◆ JOB
For each line below that includes the word "heading", make a copy.

Dataset items
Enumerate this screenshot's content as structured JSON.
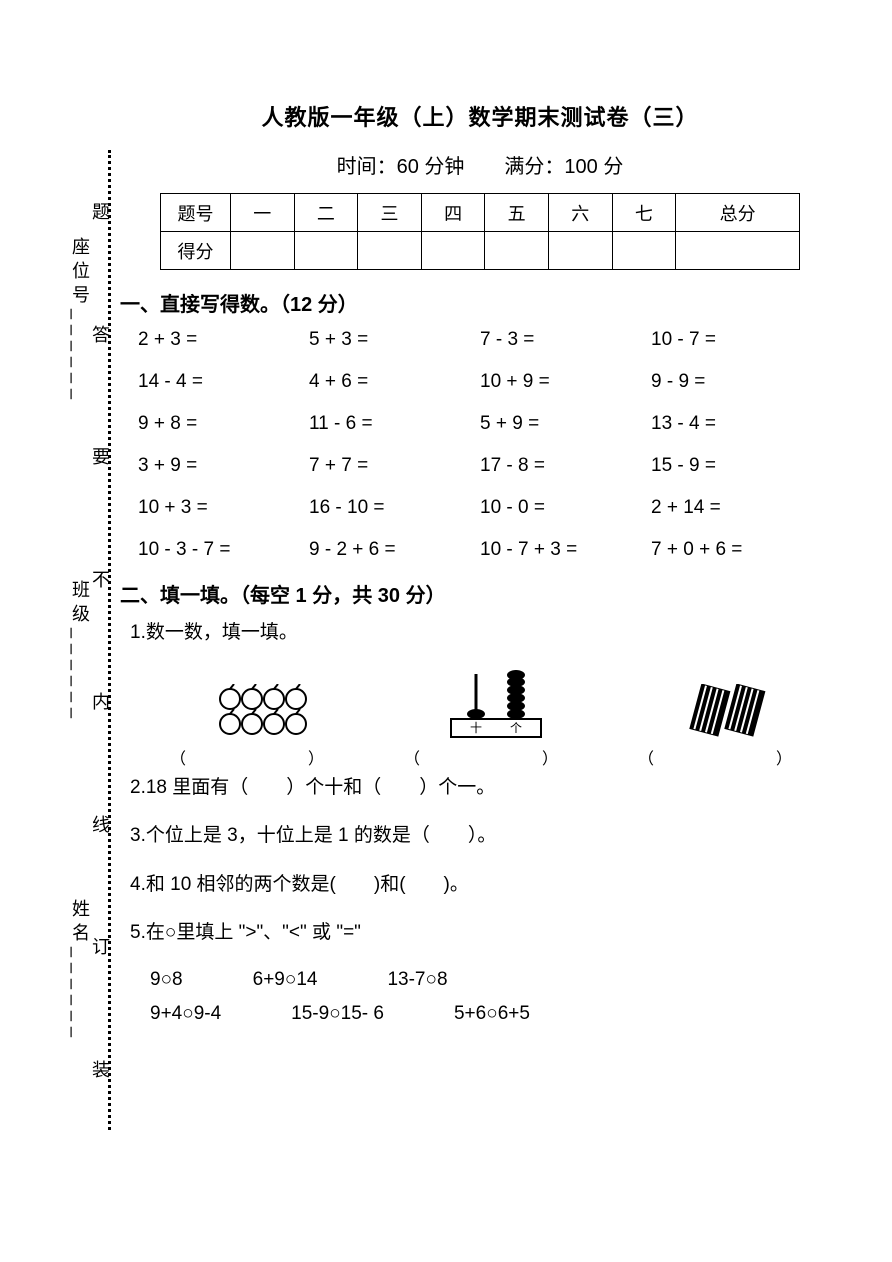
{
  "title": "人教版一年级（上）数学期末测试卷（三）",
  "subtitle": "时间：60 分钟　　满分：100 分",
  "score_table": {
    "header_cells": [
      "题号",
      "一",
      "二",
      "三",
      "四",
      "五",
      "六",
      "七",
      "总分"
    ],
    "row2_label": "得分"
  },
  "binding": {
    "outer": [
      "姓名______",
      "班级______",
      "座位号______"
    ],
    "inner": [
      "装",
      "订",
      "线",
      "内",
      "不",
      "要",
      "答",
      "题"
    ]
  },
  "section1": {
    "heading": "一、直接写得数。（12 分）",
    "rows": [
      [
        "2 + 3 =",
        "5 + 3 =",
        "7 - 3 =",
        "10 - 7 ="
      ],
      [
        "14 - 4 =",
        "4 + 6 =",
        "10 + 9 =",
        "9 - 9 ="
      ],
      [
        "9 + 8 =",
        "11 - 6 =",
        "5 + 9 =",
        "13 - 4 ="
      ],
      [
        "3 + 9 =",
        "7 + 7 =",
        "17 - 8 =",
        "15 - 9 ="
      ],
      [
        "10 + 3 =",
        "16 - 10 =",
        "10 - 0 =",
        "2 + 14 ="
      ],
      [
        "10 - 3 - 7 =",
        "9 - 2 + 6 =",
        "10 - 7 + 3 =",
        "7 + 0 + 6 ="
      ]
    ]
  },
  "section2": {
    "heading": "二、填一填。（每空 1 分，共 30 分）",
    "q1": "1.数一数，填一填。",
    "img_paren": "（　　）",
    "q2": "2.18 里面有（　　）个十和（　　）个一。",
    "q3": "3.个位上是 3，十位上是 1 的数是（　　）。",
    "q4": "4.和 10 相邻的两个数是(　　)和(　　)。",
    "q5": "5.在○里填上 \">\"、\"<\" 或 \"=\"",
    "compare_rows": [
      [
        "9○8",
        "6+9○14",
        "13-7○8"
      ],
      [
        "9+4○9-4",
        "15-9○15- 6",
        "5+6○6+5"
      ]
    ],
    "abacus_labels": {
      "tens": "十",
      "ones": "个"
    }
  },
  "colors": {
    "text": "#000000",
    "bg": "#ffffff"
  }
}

◆ THE RESPONSE
    "heading": "一、直接写得数。（12 分）",
    "heading": "二、填一填。（每空 1 分，共 30 分）",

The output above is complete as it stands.